TASK TO COMPLETE
Locate the lines where "screenshot" occurs and copy them as they stand.

----

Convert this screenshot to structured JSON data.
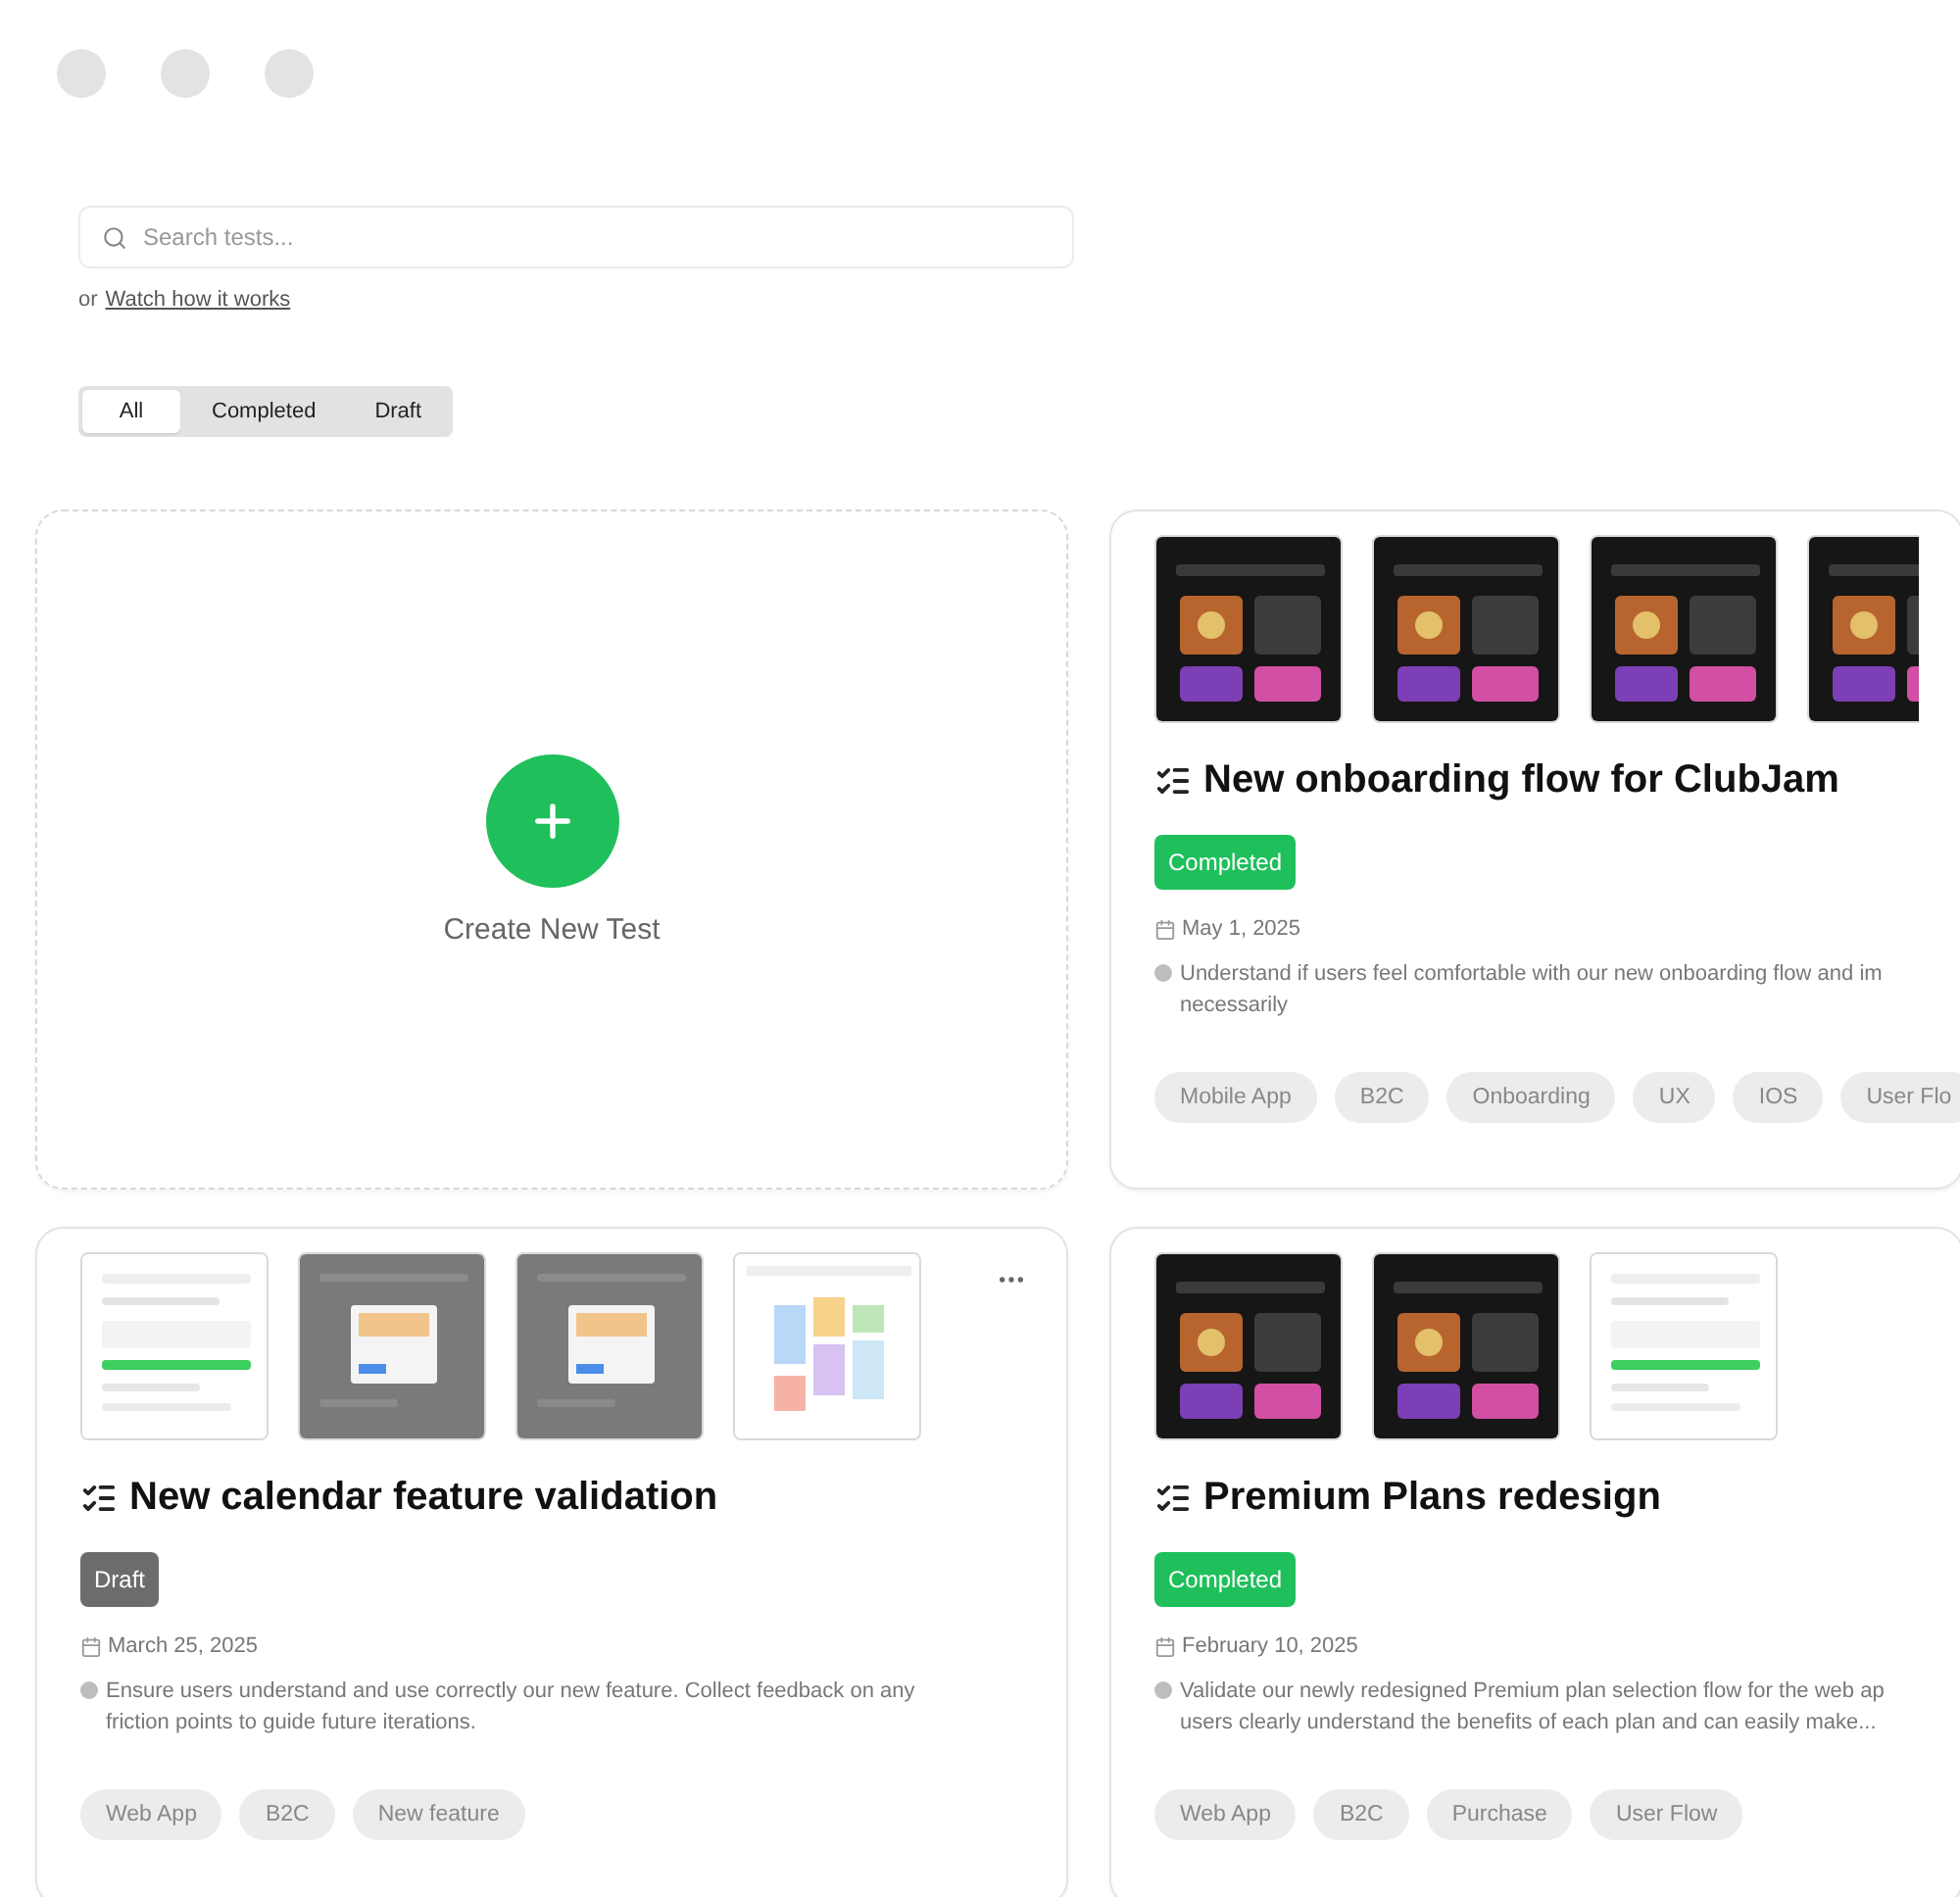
{
  "search": {
    "placeholder": "Search tests..."
  },
  "help": {
    "prefix": "or",
    "link": "Watch how it works"
  },
  "filters": [
    {
      "label": "All",
      "selected": true
    },
    {
      "label": "Completed",
      "selected": false
    },
    {
      "label": "Draft",
      "selected": false
    }
  ],
  "create_card": {
    "label": "Create New Test"
  },
  "tests": [
    {
      "title": "New onboarding flow for ClubJam",
      "status": {
        "label": "Completed",
        "kind": "completed"
      },
      "date": "May 1, 2025",
      "description_lines": [
        "Understand if users feel comfortable with our new onboarding flow and im",
        "necessarily"
      ],
      "tags": [
        "Mobile App",
        "B2C",
        "Onboarding",
        "UX",
        "IOS",
        "User Flo"
      ],
      "has_menu": false,
      "thumbnails": [
        {
          "kind": "dark"
        },
        {
          "kind": "dark"
        },
        {
          "kind": "dark"
        },
        {
          "kind": "dark"
        }
      ]
    },
    {
      "title": "New calendar feature validation",
      "status": {
        "label": "Draft",
        "kind": "draft"
      },
      "date": "March 25, 2025",
      "description_lines": [
        "Ensure users understand and use correctly our new feature. Collect feedback on any",
        "friction points to guide future iterations."
      ],
      "tags": [
        "Web App",
        "B2C",
        "New feature"
      ],
      "has_menu": true,
      "thumbnails": [
        {
          "kind": "light"
        },
        {
          "kind": "grey"
        },
        {
          "kind": "grey"
        },
        {
          "kind": "calendar"
        }
      ]
    },
    {
      "title": "Premium Plans redesign",
      "status": {
        "label": "Completed",
        "kind": "completed"
      },
      "date": "February 10, 2025",
      "description_lines": [
        "Validate our newly redesigned Premium plan selection flow for the web ap",
        "users clearly understand the benefits of each plan and can easily make..."
      ],
      "tags": [
        "Web App",
        "B2C",
        "Purchase",
        "User Flow"
      ],
      "has_menu": false,
      "thumbnails": [
        {
          "kind": "dark"
        },
        {
          "kind": "dark"
        },
        {
          "kind": "light"
        }
      ]
    }
  ]
}
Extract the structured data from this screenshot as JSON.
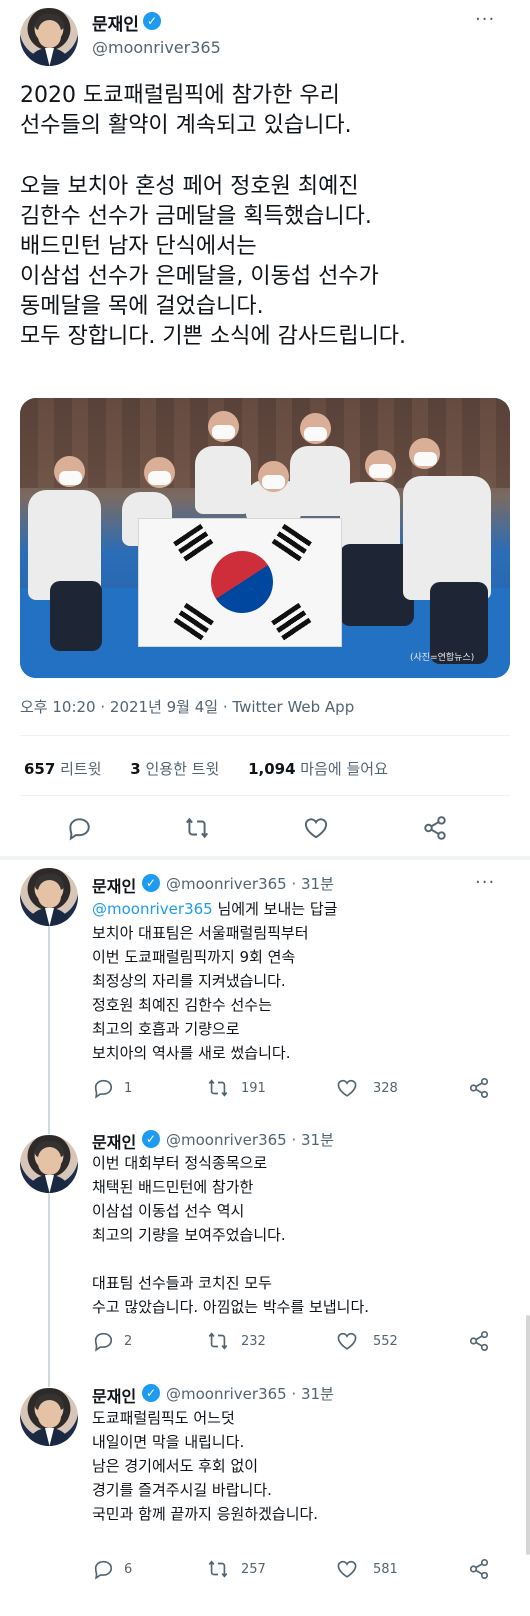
{
  "main_tweet": {
    "author_name": "문재인",
    "author_handle": "@moonriver365",
    "more": "···",
    "text_lines": [
      "2020 도쿄패럴림픽에 참가한 우리",
      "선수들의 활약이 계속되고 있습니다.",
      "",
      "오늘 보치아 혼성 페어 정호원 최예진",
      "김한수 선수가 금메달을 획득했습니다.",
      "배드민턴 남자 단식에서는",
      "이삼섭 선수가 은메달을, 이동섭 선수가",
      "동메달을 목에 걸었습니다.",
      "모두 장합니다. 기쁜 소식에 감사드립니다."
    ],
    "photo_caption": "(사진=연합뉴스)",
    "timestamp": "오후 10:20 · 2021년 9월 4일 · Twitter Web App",
    "stats": {
      "retweets": "657",
      "retweets_label": "리트윗",
      "quotes": "3",
      "quotes_label": "인용한 트윗",
      "likes": "1,094",
      "likes_label": "마음에 들어요"
    }
  },
  "replies": [
    {
      "name": "문재인",
      "handle_time": "@moonriver365 · 31분",
      "reply_to_link": "@moonriver365",
      "reply_to_suffix": " 님에게 보내는 답글",
      "lines": [
        "보치아 대표팀은 서울패럴림픽부터",
        "이번 도쿄패럴림픽까지 9회 연속",
        "최정상의 자리를 지켜냈습니다.",
        "정호원 최예진 김한수 선수는",
        "최고의 호흡과 기량으로",
        "보치아의 역사를 새로 썼습니다."
      ],
      "comments": "1",
      "retweets": "191",
      "likes": "328"
    },
    {
      "name": "문재인",
      "handle_time": "@moonriver365 · 31분",
      "lines": [
        "이번 대회부터 정식종목으로",
        "채택된 배드민턴에 참가한",
        "이삼섭 이동섭 선수 역시",
        "최고의 기량을 보여주었습니다.",
        "",
        "대표팀 선수들과 코치진 모두",
        "수고 많았습니다. 아낌없는 박수를 보냅니다."
      ],
      "comments": "2",
      "retweets": "232",
      "likes": "552"
    },
    {
      "name": "문재인",
      "handle_time": "@moonriver365 · 31분",
      "lines": [
        "도쿄패럴림픽도 어느덧",
        "내일이면 막을 내립니다.",
        "남은 경기에서도 후회 없이",
        "경기를 즐겨주시길 바랍니다.",
        "국민과 함께 끝까지 응원하겠습니다."
      ],
      "comments": "6",
      "retweets": "257",
      "likes": "581"
    }
  ],
  "icons": {
    "verified": "verified-badge-icon",
    "reply": "comment-icon",
    "retweet": "retweet-icon",
    "like": "heart-icon",
    "share": "share-icon"
  },
  "colors": {
    "brand": "#1d9bf0",
    "muted": "#536471",
    "text": "#0f1419"
  }
}
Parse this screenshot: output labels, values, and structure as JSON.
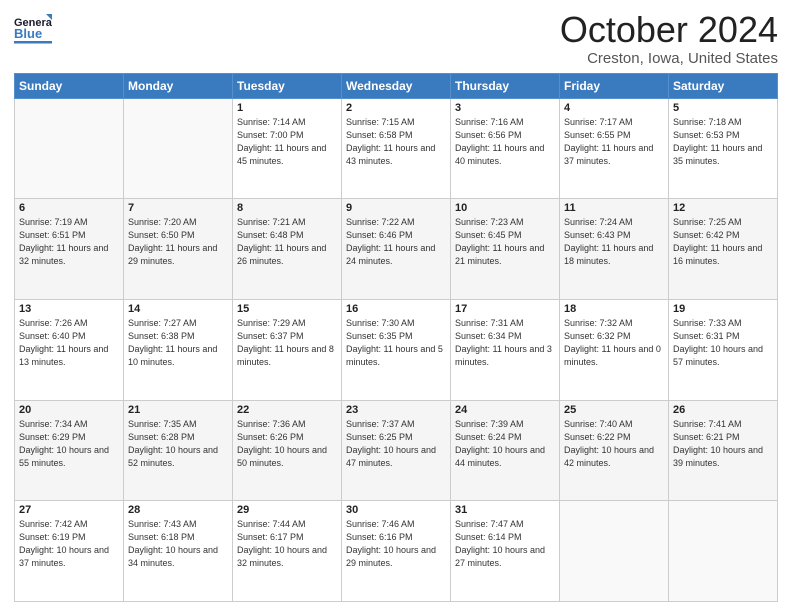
{
  "header": {
    "logo_line1": "General",
    "logo_line2": "Blue",
    "title": "October 2024",
    "subtitle": "Creston, Iowa, United States"
  },
  "weekdays": [
    "Sunday",
    "Monday",
    "Tuesday",
    "Wednesday",
    "Thursday",
    "Friday",
    "Saturday"
  ],
  "weeks": [
    [
      {
        "day": "",
        "info": ""
      },
      {
        "day": "",
        "info": ""
      },
      {
        "day": "1",
        "info": "Sunrise: 7:14 AM\nSunset: 7:00 PM\nDaylight: 11 hours and 45 minutes."
      },
      {
        "day": "2",
        "info": "Sunrise: 7:15 AM\nSunset: 6:58 PM\nDaylight: 11 hours and 43 minutes."
      },
      {
        "day": "3",
        "info": "Sunrise: 7:16 AM\nSunset: 6:56 PM\nDaylight: 11 hours and 40 minutes."
      },
      {
        "day": "4",
        "info": "Sunrise: 7:17 AM\nSunset: 6:55 PM\nDaylight: 11 hours and 37 minutes."
      },
      {
        "day": "5",
        "info": "Sunrise: 7:18 AM\nSunset: 6:53 PM\nDaylight: 11 hours and 35 minutes."
      }
    ],
    [
      {
        "day": "6",
        "info": "Sunrise: 7:19 AM\nSunset: 6:51 PM\nDaylight: 11 hours and 32 minutes."
      },
      {
        "day": "7",
        "info": "Sunrise: 7:20 AM\nSunset: 6:50 PM\nDaylight: 11 hours and 29 minutes."
      },
      {
        "day": "8",
        "info": "Sunrise: 7:21 AM\nSunset: 6:48 PM\nDaylight: 11 hours and 26 minutes."
      },
      {
        "day": "9",
        "info": "Sunrise: 7:22 AM\nSunset: 6:46 PM\nDaylight: 11 hours and 24 minutes."
      },
      {
        "day": "10",
        "info": "Sunrise: 7:23 AM\nSunset: 6:45 PM\nDaylight: 11 hours and 21 minutes."
      },
      {
        "day": "11",
        "info": "Sunrise: 7:24 AM\nSunset: 6:43 PM\nDaylight: 11 hours and 18 minutes."
      },
      {
        "day": "12",
        "info": "Sunrise: 7:25 AM\nSunset: 6:42 PM\nDaylight: 11 hours and 16 minutes."
      }
    ],
    [
      {
        "day": "13",
        "info": "Sunrise: 7:26 AM\nSunset: 6:40 PM\nDaylight: 11 hours and 13 minutes."
      },
      {
        "day": "14",
        "info": "Sunrise: 7:27 AM\nSunset: 6:38 PM\nDaylight: 11 hours and 10 minutes."
      },
      {
        "day": "15",
        "info": "Sunrise: 7:29 AM\nSunset: 6:37 PM\nDaylight: 11 hours and 8 minutes."
      },
      {
        "day": "16",
        "info": "Sunrise: 7:30 AM\nSunset: 6:35 PM\nDaylight: 11 hours and 5 minutes."
      },
      {
        "day": "17",
        "info": "Sunrise: 7:31 AM\nSunset: 6:34 PM\nDaylight: 11 hours and 3 minutes."
      },
      {
        "day": "18",
        "info": "Sunrise: 7:32 AM\nSunset: 6:32 PM\nDaylight: 11 hours and 0 minutes."
      },
      {
        "day": "19",
        "info": "Sunrise: 7:33 AM\nSunset: 6:31 PM\nDaylight: 10 hours and 57 minutes."
      }
    ],
    [
      {
        "day": "20",
        "info": "Sunrise: 7:34 AM\nSunset: 6:29 PM\nDaylight: 10 hours and 55 minutes."
      },
      {
        "day": "21",
        "info": "Sunrise: 7:35 AM\nSunset: 6:28 PM\nDaylight: 10 hours and 52 minutes."
      },
      {
        "day": "22",
        "info": "Sunrise: 7:36 AM\nSunset: 6:26 PM\nDaylight: 10 hours and 50 minutes."
      },
      {
        "day": "23",
        "info": "Sunrise: 7:37 AM\nSunset: 6:25 PM\nDaylight: 10 hours and 47 minutes."
      },
      {
        "day": "24",
        "info": "Sunrise: 7:39 AM\nSunset: 6:24 PM\nDaylight: 10 hours and 44 minutes."
      },
      {
        "day": "25",
        "info": "Sunrise: 7:40 AM\nSunset: 6:22 PM\nDaylight: 10 hours and 42 minutes."
      },
      {
        "day": "26",
        "info": "Sunrise: 7:41 AM\nSunset: 6:21 PM\nDaylight: 10 hours and 39 minutes."
      }
    ],
    [
      {
        "day": "27",
        "info": "Sunrise: 7:42 AM\nSunset: 6:19 PM\nDaylight: 10 hours and 37 minutes."
      },
      {
        "day": "28",
        "info": "Sunrise: 7:43 AM\nSunset: 6:18 PM\nDaylight: 10 hours and 34 minutes."
      },
      {
        "day": "29",
        "info": "Sunrise: 7:44 AM\nSunset: 6:17 PM\nDaylight: 10 hours and 32 minutes."
      },
      {
        "day": "30",
        "info": "Sunrise: 7:46 AM\nSunset: 6:16 PM\nDaylight: 10 hours and 29 minutes."
      },
      {
        "day": "31",
        "info": "Sunrise: 7:47 AM\nSunset: 6:14 PM\nDaylight: 10 hours and 27 minutes."
      },
      {
        "day": "",
        "info": ""
      },
      {
        "day": "",
        "info": ""
      }
    ]
  ]
}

----

EXERCISE RESPONSE
Convert this screenshot to structured JSON data.
Extract the structured data from this screenshot as JSON.
Parse this screenshot: output labels, values, and structure as JSON.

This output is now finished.